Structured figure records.

_ _ _

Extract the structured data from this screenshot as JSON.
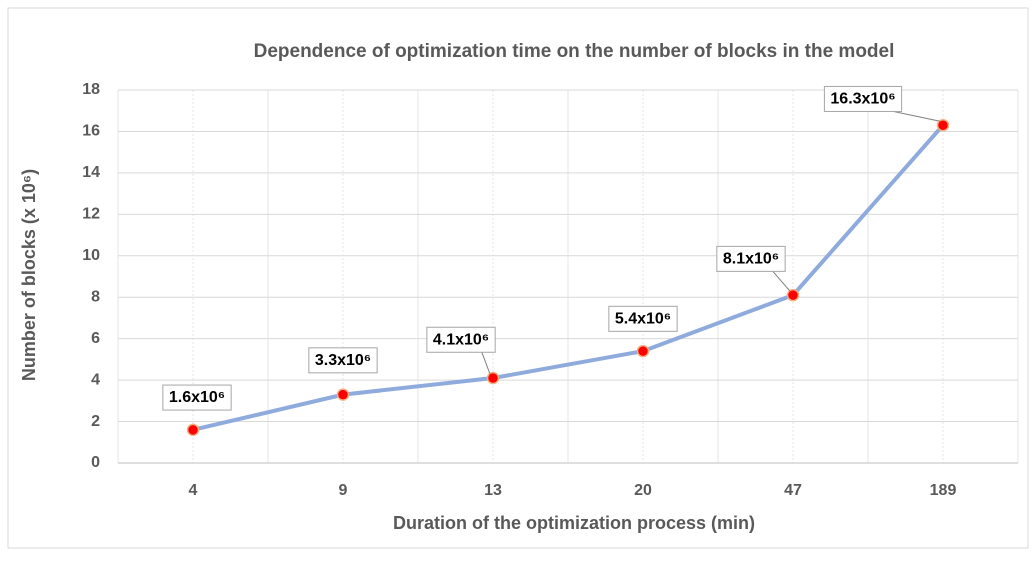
{
  "chart_data": {
    "type": "line",
    "title": "Dependence of optimization time on the number of blocks in the model",
    "x_label": "Duration of the optimization process (min)",
    "y_label": "Number of blocks (x 10⁶)",
    "categories": [
      "4",
      "9",
      "13",
      "20",
      "47",
      "189"
    ],
    "values": [
      1.6,
      3.3,
      4.1,
      5.4,
      8.1,
      16.3
    ],
    "value_labels": [
      "1.6x10⁶",
      "3.3x10⁶",
      "4.1x10⁶",
      "5.4x10⁶",
      "8.1x10⁶",
      "16.3x10⁶"
    ],
    "color": "#8faadc",
    "marker_color": "#ff0000",
    "ylim": [
      0,
      18
    ],
    "yticks": [
      0,
      2,
      4,
      6,
      8,
      10,
      12,
      14,
      16,
      18
    ],
    "grid": true
  }
}
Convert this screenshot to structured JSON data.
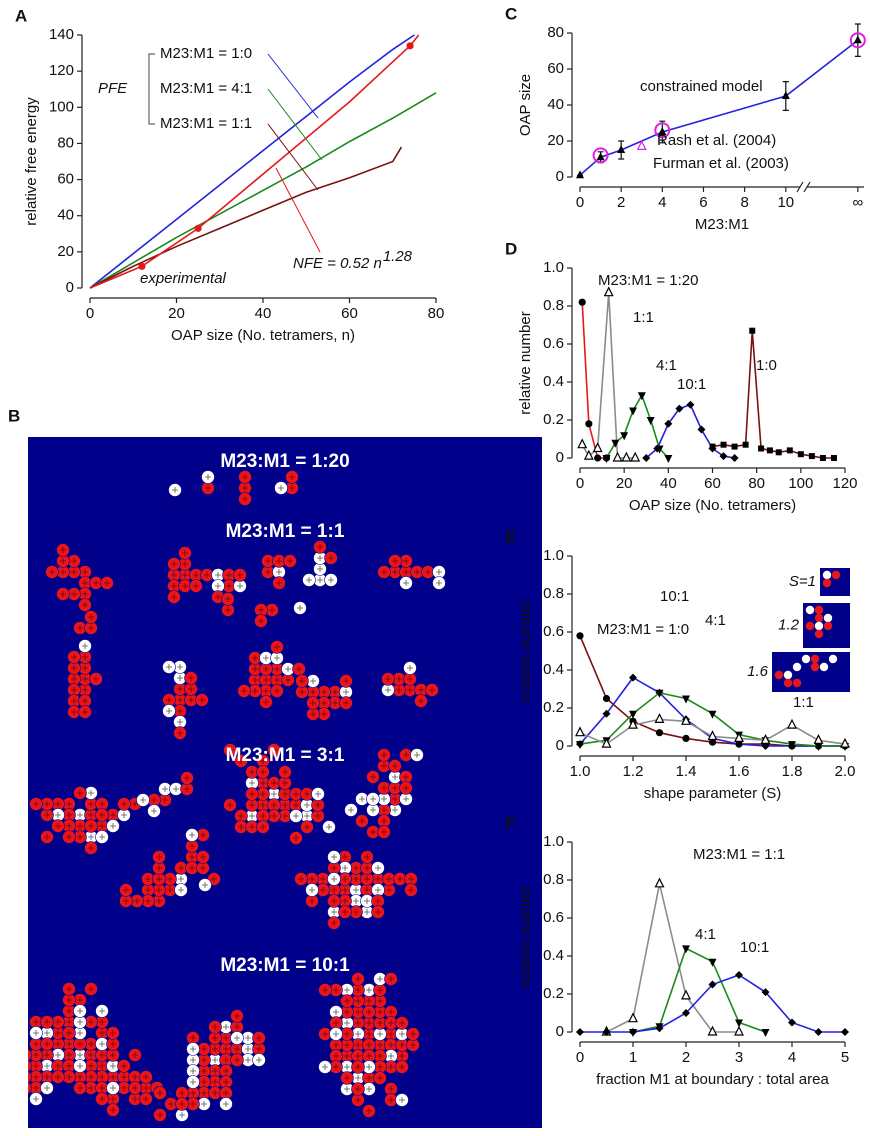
{
  "chart_data": [
    {
      "panel": "A",
      "type": "line",
      "xlabel": "OAP size (No. tetramers, n)",
      "ylabel": "relative free energy",
      "xlim": [
        0,
        80
      ],
      "ylim": [
        0,
        140
      ],
      "xticks": [
        0,
        20,
        40,
        60,
        80
      ],
      "yticks": [
        0,
        20,
        40,
        60,
        80,
        100,
        120,
        140
      ],
      "annotations": [
        {
          "text": "PFE"
        }
      ],
      "series": [
        {
          "name": "M23:M1 = 1:0",
          "color": "#2222e0",
          "x": [
            0,
            10,
            20,
            30,
            40,
            50,
            60,
            70,
            75
          ],
          "values": [
            0,
            19,
            38,
            57,
            76,
            95,
            114,
            132,
            140
          ]
        },
        {
          "name": "M23:M1 = 4:1",
          "color": "#1a8a1a",
          "x": [
            0,
            10,
            20,
            30,
            40,
            50,
            60,
            70,
            80
          ],
          "values": [
            0,
            14,
            28,
            41,
            54,
            67,
            81,
            94,
            108
          ]
        },
        {
          "name": "M23:M1 = 1:1",
          "color": "#7a1010",
          "x": [
            0,
            10,
            20,
            30,
            40,
            50,
            60,
            70,
            72
          ],
          "values": [
            0,
            12,
            23,
            33,
            43,
            53,
            61,
            70,
            78
          ]
        },
        {
          "name": "NFE = 0.52 n",
          "exponent": "1.28",
          "color": "#e8161b",
          "x": [
            0,
            12,
            25,
            40,
            60,
            74,
            76
          ],
          "values": [
            0,
            12,
            33,
            63,
            103,
            134,
            140
          ]
        },
        {
          "name": "experimental",
          "type": "scatter",
          "marker": "circle",
          "color": "#e8161b",
          "x": [
            12,
            25,
            74
          ],
          "values": [
            12,
            33,
            134
          ]
        }
      ]
    },
    {
      "panel": "C",
      "type": "line",
      "xlabel": "M23:M1",
      "ylabel": "OAP size",
      "xlim": [
        0,
        13.8
      ],
      "ylim": [
        0,
        80
      ],
      "xticks": [
        0,
        2,
        4,
        6,
        8,
        10,
        {
          "value": 13.5,
          "label": "∞"
        }
      ],
      "yticks": [
        0,
        20,
        40,
        60,
        80
      ],
      "series": [
        {
          "name": "constrained model",
          "color": "#2222e0",
          "marker": "triangle",
          "marker_color": "#000000",
          "x": [
            0,
            1,
            2,
            4,
            10,
            13.5
          ],
          "values": [
            1,
            11,
            15,
            25,
            45,
            76
          ],
          "errors": [
            0,
            3,
            5,
            6,
            8,
            9
          ]
        },
        {
          "name": "Rash et al. (2004)",
          "type": "scatter",
          "marker": "circle-open",
          "color": "#e020e0",
          "x": [
            1,
            4,
            13.5
          ],
          "values": [
            12,
            26,
            76
          ]
        },
        {
          "name": "Furman et al. (2003)",
          "type": "scatter",
          "marker": "triangle-open",
          "color": "#e020e0",
          "x": [
            3
          ],
          "values": [
            17
          ]
        }
      ]
    },
    {
      "panel": "D",
      "type": "line",
      "xlabel": "OAP size (No. tetramers)",
      "ylabel": "relative number",
      "xlim": [
        0,
        120
      ],
      "ylim": [
        0,
        1
      ],
      "xticks": [
        0,
        20,
        40,
        60,
        80,
        100,
        120
      ],
      "yticks": [
        0,
        0.2,
        0.4,
        0.6,
        0.8,
        {
          "value": 1,
          "label": "1.0"
        }
      ],
      "series": [
        {
          "name": "M23:M1 = 1:20",
          "color": "#e8161b",
          "marker": "circle",
          "marker_color": "#000000",
          "x": [
            1,
            4,
            8,
            12
          ],
          "values": [
            0.82,
            0.18,
            0,
            0
          ]
        },
        {
          "name": "1:1",
          "color": "#8c8c8c",
          "marker": "triangle-open",
          "marker_color": "#000000",
          "x": [
            1,
            4,
            8,
            13,
            17,
            21,
            25
          ],
          "values": [
            0.07,
            0.01,
            0.05,
            0.87,
            0,
            0,
            0
          ]
        },
        {
          "name": "4:1",
          "color": "#1a8a1a",
          "marker": "triangle-down",
          "marker_color": "#000000",
          "x": [
            12,
            16,
            20,
            24,
            28,
            32,
            36,
            40
          ],
          "values": [
            0,
            0.08,
            0.12,
            0.25,
            0.33,
            0.2,
            0.05,
            0
          ]
        },
        {
          "name": "10:1",
          "color": "#2222e0",
          "marker": "diamond",
          "marker_color": "#000000",
          "x": [
            30,
            35,
            40,
            45,
            50,
            55,
            60,
            65,
            70
          ],
          "values": [
            0,
            0.05,
            0.18,
            0.26,
            0.28,
            0.15,
            0.05,
            0.01,
            0
          ]
        },
        {
          "name": "1:0",
          "color": "#7a1010",
          "label_color": "#6b1a6b",
          "marker": "square",
          "marker_color": "#000000",
          "x": [
            60,
            65,
            70,
            75,
            78,
            82,
            86,
            90,
            95,
            100,
            105,
            110,
            115
          ],
          "values": [
            0.06,
            0.07,
            0.06,
            0.07,
            0.67,
            0.05,
            0.04,
            0.03,
            0.04,
            0.02,
            0.01,
            0,
            0
          ]
        }
      ]
    },
    {
      "panel": "E",
      "type": "line",
      "xlabel": "shape parameter (S)",
      "ylabel": "relative number",
      "xlim": [
        1,
        2
      ],
      "ylim": [
        0,
        1
      ],
      "xticks": [
        {
          "value": 1,
          "label": "1.0"
        },
        1.2,
        1.4,
        1.6,
        1.8,
        {
          "value": 2,
          "label": "2.0"
        }
      ],
      "yticks": [
        0,
        0.2,
        0.4,
        0.6,
        0.8,
        {
          "value": 1,
          "label": "1.0"
        }
      ],
      "insets": [
        {
          "label": "S=1"
        },
        {
          "label": "1.2"
        },
        {
          "label": "1.6"
        }
      ],
      "series": [
        {
          "name": "M23:M1 = 1:0",
          "color": "#7a1010",
          "label_color": "#6b1a6b",
          "marker": "circle",
          "marker_color": "#000000",
          "x": [
            1,
            1.1,
            1.2,
            1.3,
            1.4,
            1.5,
            1.6,
            1.7,
            1.8,
            1.9,
            2
          ],
          "values": [
            0.58,
            0.25,
            0.13,
            0.07,
            0.04,
            0.02,
            0.01,
            0.01,
            0,
            0,
            0
          ]
        },
        {
          "name": "10:1",
          "color": "#2222e0",
          "marker": "diamond",
          "marker_color": "#000000",
          "x": [
            1,
            1.1,
            1.2,
            1.3,
            1.4,
            1.5,
            1.6,
            1.7,
            1.8,
            1.9,
            2
          ],
          "values": [
            0.01,
            0.17,
            0.36,
            0.28,
            0.14,
            0.04,
            0.01,
            0,
            0,
            0,
            0
          ]
        },
        {
          "name": "4:1",
          "color": "#1a8a1a",
          "marker": "triangle-down",
          "marker_color": "#000000",
          "x": [
            1,
            1.1,
            1.2,
            1.3,
            1.4,
            1.5,
            1.6,
            1.7,
            1.8,
            1.9,
            2
          ],
          "values": [
            0.01,
            0.03,
            0.17,
            0.28,
            0.25,
            0.17,
            0.06,
            0.03,
            0.01,
            0,
            0
          ]
        },
        {
          "name": "1:1",
          "color": "#8c8c8c",
          "marker": "triangle-open",
          "marker_color": "#000000",
          "x": [
            1,
            1.1,
            1.2,
            1.3,
            1.4,
            1.5,
            1.6,
            1.7,
            1.8,
            1.9,
            2
          ],
          "values": [
            0.07,
            0.01,
            0.11,
            0.14,
            0.13,
            0.05,
            0.04,
            0.03,
            0.11,
            0.03,
            0.01
          ]
        }
      ]
    },
    {
      "panel": "F",
      "type": "line",
      "xlabel": "fraction M1 at boundary : total area",
      "ylabel": "relative number",
      "xlim": [
        0,
        5
      ],
      "ylim": [
        0,
        1
      ],
      "xticks": [
        0,
        1,
        2,
        3,
        4,
        5
      ],
      "yticks": [
        0,
        0.2,
        0.4,
        0.6,
        0.8,
        {
          "value": 1,
          "label": "1.0"
        }
      ],
      "series": [
        {
          "name": "M23:M1 = 1:1",
          "color": "#8c8c8c",
          "marker": "triangle-open",
          "marker_color": "#000000",
          "x": [
            0.5,
            1,
            1.5,
            2,
            2.5,
            3
          ],
          "values": [
            0,
            0.07,
            0.78,
            0.19,
            0,
            0
          ]
        },
        {
          "name": "4:1",
          "color": "#1a8a1a",
          "marker": "triangle-down",
          "marker_color": "#000000",
          "x": [
            1,
            1.5,
            2,
            2.5,
            3,
            3.5
          ],
          "values": [
            0,
            0.03,
            0.44,
            0.37,
            0.05,
            0
          ]
        },
        {
          "name": "10:1",
          "color": "#2222e0",
          "marker": "diamond",
          "marker_color": "#000000",
          "x": [
            0,
            0.5,
            1,
            1.5,
            2,
            2.5,
            3,
            3.5,
            4,
            4.5,
            5
          ],
          "values": [
            0,
            0,
            0,
            0.02,
            0.1,
            0.25,
            0.3,
            0.21,
            0.05,
            0,
            0
          ]
        }
      ]
    }
  ],
  "panel_b": {
    "panel": "B",
    "labels": [
      "M23:M1 = 1:20",
      "M23:M1 = 1:1",
      "M23:M1 = 3:1",
      "M23:M1 = 10:1"
    ]
  }
}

_ _ _

TASK INSTRUCTIONS.
Say how many lines in the listing above include "model". Give nothing but the number.

WRITTEN SOLUTION.
2